# [Input rows]
• • • • • • •

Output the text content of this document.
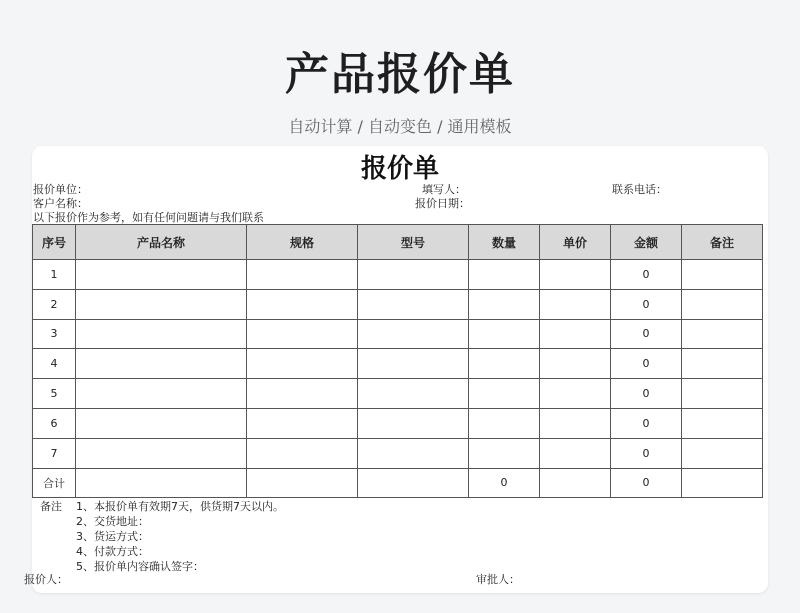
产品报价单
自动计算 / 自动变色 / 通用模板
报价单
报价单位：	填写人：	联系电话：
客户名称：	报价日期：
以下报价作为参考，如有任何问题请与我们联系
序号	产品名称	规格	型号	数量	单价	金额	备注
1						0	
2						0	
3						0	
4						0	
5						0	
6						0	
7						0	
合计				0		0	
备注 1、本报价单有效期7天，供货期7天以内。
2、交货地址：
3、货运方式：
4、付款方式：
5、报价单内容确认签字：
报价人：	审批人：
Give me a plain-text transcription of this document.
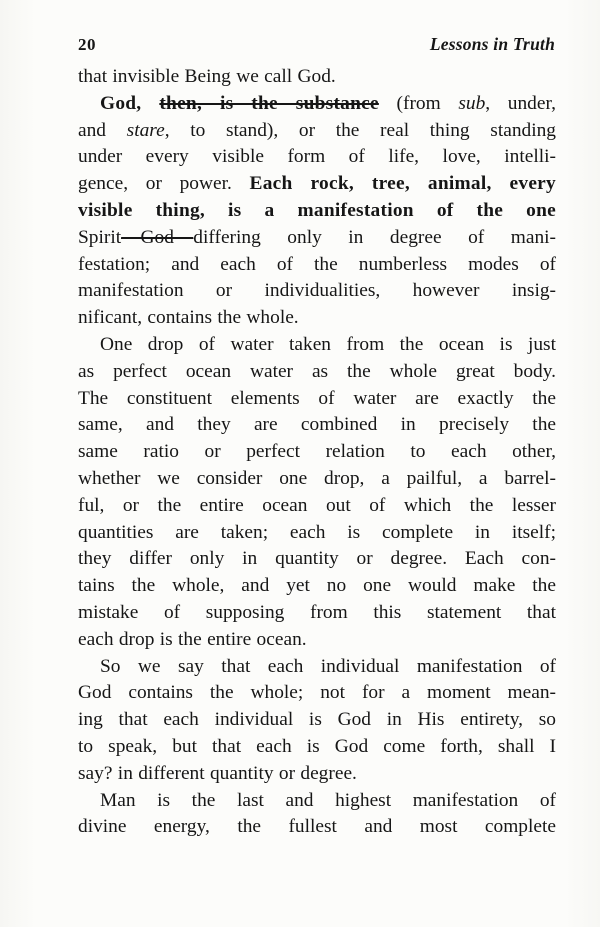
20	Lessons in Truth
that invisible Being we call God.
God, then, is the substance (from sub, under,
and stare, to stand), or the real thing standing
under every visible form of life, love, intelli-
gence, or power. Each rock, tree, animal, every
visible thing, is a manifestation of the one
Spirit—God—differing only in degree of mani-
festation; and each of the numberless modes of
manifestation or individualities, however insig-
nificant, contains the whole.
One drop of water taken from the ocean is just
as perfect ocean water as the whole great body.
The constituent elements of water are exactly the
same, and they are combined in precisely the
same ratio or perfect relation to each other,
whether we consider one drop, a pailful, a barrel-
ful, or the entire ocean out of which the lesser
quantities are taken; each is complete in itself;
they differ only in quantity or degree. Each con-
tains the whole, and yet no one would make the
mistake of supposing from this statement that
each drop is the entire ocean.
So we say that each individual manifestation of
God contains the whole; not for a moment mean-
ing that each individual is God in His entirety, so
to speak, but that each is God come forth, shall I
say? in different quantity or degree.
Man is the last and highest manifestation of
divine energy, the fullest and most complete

• • • • • • •

# [Goal]
Report the number of lines in the listing above that include the word "manifestation", and nothing else.

# [Correct output]
4